§ Directive: Quote all lines below exactly. Images stay out.

Stored items:
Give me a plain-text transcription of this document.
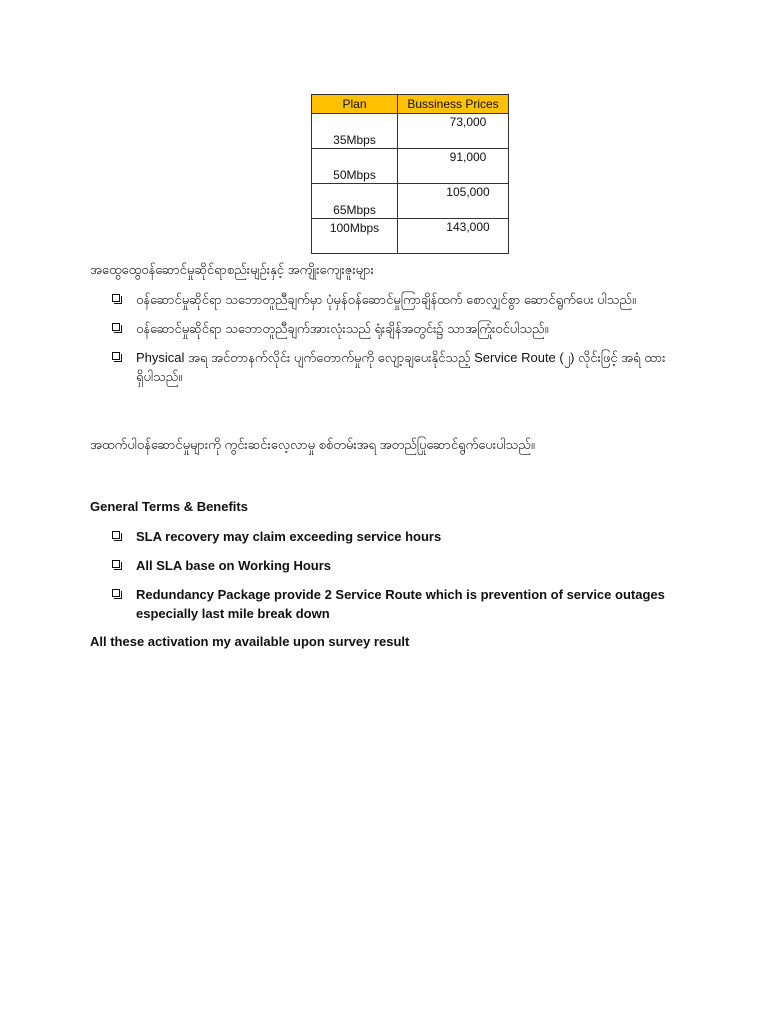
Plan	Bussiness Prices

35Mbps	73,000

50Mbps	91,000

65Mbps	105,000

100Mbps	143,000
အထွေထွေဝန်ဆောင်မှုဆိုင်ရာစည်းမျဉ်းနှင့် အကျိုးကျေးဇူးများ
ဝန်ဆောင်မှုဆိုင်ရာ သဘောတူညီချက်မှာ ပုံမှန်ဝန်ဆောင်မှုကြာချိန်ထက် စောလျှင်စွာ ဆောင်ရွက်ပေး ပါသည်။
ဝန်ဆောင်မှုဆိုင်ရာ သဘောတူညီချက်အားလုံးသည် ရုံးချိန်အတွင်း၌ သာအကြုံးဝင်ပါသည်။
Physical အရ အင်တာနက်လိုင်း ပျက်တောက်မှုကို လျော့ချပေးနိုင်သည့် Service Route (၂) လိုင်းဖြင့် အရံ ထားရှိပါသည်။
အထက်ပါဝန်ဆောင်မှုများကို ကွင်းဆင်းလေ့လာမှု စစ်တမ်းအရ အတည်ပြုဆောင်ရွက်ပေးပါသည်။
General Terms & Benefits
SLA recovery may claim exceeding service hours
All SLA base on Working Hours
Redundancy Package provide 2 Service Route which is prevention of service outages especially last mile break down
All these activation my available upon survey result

§ Full response:
Give me a plain-text transcription of this document.
Plan	Bussiness Prices

35Mbps	73,000

50Mbps	91,000

65Mbps	105,000

100Mbps	143,000
အထွေထွေဝန်ဆောင်မှုဆိုင်ရာစည်းမျဉ်းနှင့် အကျိုးကျေးဇူးများ
ဝန်ဆောင်မှုဆိုင်ရာ သဘောတူညီချက်မှာ ပုံမှန်ဝန်ဆောင်မှုကြာချိန်ထက် စောလျှင်စွာ ဆောင်ရွက်ပေး ပါသည်။
ဝန်ဆောင်မှုဆိုင်ရာ သဘောတူညီချက်အားလုံးသည် ရုံးချိန်အတွင်း၌ သာအကြုံးဝင်ပါသည်။
Physical အရ အင်တာနက်လိုင်း ပျက်တောက်မှုကို လျော့ချပေးနိုင်သည့် Service Route (၂) လိုင်းဖြင့် အရံ ထားရှိပါသည်။
အထက်ပါဝန်ဆောင်မှုများကို ကွင်းဆင်းလေ့လာမှု စစ်တမ်းအရ အတည်ပြုဆောင်ရွက်ပေးပါသည်။
General Terms & Benefits
SLA recovery may claim exceeding service hours
All SLA base on Working Hours
Redundancy Package provide 2 Service Route which is prevention of service outages especially last mile break down
All these activation my available upon survey result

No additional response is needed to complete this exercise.